##### Input #####

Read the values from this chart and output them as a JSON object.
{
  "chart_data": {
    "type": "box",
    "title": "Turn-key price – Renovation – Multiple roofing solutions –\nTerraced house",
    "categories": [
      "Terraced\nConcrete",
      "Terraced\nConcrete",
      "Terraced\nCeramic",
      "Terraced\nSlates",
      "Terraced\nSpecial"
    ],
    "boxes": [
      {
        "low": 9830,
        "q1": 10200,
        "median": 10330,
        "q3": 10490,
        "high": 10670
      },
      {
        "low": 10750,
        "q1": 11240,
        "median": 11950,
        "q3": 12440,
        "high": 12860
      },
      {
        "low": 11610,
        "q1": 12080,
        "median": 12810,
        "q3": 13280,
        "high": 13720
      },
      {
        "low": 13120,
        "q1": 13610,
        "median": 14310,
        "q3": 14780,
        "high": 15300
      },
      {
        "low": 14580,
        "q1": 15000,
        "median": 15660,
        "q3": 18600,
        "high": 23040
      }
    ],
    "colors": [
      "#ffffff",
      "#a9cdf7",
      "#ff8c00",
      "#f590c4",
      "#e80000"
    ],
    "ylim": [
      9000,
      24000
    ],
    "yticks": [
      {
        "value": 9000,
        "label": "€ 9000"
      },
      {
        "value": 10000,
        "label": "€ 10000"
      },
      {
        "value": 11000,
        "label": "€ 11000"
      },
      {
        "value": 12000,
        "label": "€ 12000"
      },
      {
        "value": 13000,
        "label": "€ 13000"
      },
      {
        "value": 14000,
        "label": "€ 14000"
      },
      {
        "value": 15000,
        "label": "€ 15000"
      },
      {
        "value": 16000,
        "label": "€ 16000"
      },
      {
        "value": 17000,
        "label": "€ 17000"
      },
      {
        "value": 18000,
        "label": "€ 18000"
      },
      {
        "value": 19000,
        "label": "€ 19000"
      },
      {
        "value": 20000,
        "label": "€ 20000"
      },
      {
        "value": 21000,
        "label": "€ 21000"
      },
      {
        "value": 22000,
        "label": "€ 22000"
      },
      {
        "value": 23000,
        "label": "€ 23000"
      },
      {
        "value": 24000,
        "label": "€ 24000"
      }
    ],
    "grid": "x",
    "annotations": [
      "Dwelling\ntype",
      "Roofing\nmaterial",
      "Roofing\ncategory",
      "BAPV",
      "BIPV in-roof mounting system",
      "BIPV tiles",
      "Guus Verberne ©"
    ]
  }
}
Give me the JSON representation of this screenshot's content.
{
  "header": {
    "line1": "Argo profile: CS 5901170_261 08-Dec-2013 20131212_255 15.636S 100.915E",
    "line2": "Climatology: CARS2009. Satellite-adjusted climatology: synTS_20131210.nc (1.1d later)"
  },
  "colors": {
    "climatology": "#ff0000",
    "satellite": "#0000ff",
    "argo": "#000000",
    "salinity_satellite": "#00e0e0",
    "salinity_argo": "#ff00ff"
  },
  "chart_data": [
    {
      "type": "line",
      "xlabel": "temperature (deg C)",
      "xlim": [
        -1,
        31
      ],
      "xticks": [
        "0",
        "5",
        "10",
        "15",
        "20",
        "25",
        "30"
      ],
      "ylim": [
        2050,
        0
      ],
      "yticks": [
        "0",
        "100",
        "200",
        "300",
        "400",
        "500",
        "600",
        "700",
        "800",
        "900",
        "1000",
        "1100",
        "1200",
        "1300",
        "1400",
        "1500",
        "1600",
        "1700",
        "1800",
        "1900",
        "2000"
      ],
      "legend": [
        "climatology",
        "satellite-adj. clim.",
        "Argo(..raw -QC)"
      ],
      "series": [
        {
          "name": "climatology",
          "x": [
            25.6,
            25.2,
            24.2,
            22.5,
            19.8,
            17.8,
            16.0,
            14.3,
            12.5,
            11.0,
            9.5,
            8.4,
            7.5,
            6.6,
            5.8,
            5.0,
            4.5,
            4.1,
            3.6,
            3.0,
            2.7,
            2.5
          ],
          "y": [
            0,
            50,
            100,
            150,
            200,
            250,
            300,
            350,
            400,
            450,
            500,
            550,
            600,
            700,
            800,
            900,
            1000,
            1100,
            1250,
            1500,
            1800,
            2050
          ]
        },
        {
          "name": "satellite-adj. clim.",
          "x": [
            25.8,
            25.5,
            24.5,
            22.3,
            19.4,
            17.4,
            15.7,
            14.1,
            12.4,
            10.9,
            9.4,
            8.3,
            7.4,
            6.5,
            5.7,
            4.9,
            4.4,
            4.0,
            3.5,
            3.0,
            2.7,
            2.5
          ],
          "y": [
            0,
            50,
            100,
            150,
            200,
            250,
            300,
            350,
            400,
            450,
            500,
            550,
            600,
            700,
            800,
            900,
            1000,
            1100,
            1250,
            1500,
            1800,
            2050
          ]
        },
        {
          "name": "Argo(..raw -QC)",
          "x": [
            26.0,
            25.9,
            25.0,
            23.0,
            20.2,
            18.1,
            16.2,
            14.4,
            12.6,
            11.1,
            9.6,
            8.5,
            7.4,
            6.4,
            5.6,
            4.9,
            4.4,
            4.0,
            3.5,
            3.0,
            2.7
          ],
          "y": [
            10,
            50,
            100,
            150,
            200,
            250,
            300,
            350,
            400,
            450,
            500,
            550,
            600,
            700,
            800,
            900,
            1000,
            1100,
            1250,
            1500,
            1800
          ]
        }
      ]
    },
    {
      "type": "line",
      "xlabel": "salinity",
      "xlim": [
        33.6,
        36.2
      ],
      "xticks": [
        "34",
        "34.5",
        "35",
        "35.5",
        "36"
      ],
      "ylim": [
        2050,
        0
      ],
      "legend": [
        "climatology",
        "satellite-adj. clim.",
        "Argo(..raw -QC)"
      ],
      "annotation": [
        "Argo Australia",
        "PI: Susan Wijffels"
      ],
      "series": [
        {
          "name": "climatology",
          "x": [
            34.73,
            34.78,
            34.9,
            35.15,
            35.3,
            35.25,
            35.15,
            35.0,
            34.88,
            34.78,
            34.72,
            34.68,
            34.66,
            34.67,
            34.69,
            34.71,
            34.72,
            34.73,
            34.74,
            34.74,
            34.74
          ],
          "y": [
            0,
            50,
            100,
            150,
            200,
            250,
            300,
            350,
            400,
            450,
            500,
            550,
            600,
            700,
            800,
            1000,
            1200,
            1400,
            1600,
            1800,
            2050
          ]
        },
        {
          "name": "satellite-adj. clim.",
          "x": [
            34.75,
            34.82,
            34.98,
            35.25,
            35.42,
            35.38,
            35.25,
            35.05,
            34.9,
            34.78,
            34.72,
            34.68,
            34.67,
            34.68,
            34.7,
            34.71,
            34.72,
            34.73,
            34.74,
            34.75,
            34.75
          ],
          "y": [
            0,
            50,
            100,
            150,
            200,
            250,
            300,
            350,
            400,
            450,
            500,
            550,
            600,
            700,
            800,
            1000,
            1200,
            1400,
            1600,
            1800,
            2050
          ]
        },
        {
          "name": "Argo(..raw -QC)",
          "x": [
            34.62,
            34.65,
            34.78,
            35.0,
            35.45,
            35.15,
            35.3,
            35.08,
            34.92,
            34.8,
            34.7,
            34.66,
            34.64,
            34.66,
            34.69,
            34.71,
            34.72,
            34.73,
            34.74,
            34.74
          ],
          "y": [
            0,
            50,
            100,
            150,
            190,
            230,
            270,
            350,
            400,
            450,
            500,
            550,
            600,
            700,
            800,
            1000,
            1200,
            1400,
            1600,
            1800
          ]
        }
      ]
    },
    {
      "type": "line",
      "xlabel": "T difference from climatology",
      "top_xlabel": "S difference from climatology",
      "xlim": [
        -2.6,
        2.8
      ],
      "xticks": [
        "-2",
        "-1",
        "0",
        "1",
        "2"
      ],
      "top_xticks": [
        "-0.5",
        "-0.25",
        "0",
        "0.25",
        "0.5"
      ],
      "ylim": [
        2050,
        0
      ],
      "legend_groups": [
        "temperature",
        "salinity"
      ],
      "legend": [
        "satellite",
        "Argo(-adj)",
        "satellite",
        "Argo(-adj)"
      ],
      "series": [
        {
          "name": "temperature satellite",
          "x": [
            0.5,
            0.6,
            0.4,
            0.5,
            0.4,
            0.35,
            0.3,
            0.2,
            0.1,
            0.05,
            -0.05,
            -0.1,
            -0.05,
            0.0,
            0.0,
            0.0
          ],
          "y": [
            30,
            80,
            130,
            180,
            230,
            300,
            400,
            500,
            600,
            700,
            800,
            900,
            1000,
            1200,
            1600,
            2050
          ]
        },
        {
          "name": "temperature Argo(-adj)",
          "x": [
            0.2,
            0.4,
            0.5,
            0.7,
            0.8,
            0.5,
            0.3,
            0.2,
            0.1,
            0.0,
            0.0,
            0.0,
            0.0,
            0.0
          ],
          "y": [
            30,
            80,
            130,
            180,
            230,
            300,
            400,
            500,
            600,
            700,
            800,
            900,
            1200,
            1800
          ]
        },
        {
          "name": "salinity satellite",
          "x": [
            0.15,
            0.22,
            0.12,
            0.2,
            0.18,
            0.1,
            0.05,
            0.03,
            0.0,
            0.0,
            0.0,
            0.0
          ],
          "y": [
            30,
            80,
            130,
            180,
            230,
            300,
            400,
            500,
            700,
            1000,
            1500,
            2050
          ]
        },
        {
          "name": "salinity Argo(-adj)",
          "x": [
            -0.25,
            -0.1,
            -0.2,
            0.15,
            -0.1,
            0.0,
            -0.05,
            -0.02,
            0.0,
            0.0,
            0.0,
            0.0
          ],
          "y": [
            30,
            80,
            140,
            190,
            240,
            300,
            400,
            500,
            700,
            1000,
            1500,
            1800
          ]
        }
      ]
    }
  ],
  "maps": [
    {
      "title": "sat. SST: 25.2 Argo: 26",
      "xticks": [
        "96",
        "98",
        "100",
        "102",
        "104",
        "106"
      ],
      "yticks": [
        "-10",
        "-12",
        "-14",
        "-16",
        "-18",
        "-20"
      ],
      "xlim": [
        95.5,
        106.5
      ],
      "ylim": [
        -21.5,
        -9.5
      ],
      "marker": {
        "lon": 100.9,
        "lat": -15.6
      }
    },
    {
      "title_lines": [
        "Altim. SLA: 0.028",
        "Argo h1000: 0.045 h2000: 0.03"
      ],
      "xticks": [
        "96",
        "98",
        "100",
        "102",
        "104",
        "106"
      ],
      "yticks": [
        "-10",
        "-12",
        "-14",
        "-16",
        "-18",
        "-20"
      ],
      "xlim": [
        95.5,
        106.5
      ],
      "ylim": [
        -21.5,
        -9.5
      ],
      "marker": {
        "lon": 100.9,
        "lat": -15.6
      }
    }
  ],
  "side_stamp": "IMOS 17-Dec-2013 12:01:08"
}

#####

> **Stated task**:
Note every line above where the string "this" shows up, and copy those lines.

> **Finished exercise**:
Read the values from this chart and output them as a JSON object.
Give me the JSON representation of this screenshot's content.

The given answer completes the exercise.